• **DATA IN THIS EXERCISE**:
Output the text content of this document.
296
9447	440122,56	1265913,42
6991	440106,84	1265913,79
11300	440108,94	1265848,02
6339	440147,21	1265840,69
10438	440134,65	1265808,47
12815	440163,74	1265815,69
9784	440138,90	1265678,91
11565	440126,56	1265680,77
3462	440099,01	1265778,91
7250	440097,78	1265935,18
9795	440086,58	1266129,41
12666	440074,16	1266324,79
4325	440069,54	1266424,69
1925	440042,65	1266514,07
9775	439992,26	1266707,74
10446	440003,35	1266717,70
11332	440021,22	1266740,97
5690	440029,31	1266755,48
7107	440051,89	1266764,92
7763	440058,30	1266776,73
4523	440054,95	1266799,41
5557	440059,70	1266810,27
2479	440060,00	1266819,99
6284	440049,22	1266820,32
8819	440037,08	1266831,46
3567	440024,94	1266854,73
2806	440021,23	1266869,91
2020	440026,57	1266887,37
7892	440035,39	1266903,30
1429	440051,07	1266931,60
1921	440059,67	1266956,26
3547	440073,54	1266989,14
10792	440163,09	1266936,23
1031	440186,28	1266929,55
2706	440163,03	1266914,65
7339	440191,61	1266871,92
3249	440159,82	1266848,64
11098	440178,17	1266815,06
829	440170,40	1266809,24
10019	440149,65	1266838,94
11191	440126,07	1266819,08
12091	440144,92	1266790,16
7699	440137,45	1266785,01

• **PROMPT**: Without leaving anything out, quote all the data.

• **FINISHED EXERCISE**:
Output the text content of this document.
296
9447	440122,56	1265913,42
6991	440106,84	1265913,79
11300	440108,94	1265848,02
6339	440147,21	1265840,69
10438	440134,65	1265808,47
12815	440163,74	1265815,69
9784	440138,90	1265678,91
11565	440126,56	1265680,77
3462	440099,01	1265778,91
7250	440097,78	1265935,18
9795	440086,58	1266129,41
12666	440074,16	1266324,79
4325	440069,54	1266424,69
1925	440042,65	1266514,07
9775	439992,26	1266707,74
10446	440003,35	1266717,70
11332	440021,22	1266740,97
5690	440029,31	1266755,48
7107	440051,89	1266764,92
7763	440058,30	1266776,73
4523	440054,95	1266799,41
5557	440059,70	1266810,27
2479	440060,00	1266819,99
6284	440049,22	1266820,32
8819	440037,08	1266831,46
3567	440024,94	1266854,73
2806	440021,23	1266869,91
2020	440026,57	1266887,37
7892	440035,39	1266903,30
1429	440051,07	1266931,60
1921	440059,67	1266956,26
3547	440073,54	1266989,14
10792	440163,09	1266936,23
1031	440186,28	1266929,55
2706	440163,03	1266914,65
7339	440191,61	1266871,92
3249	440159,82	1266848,64
11098	440178,17	1266815,06
829	440170,40	1266809,24
10019	440149,65	1266838,94
11191	440126,07	1266819,08
12091	440144,92	1266790,16
7699	440137,45	1266785,01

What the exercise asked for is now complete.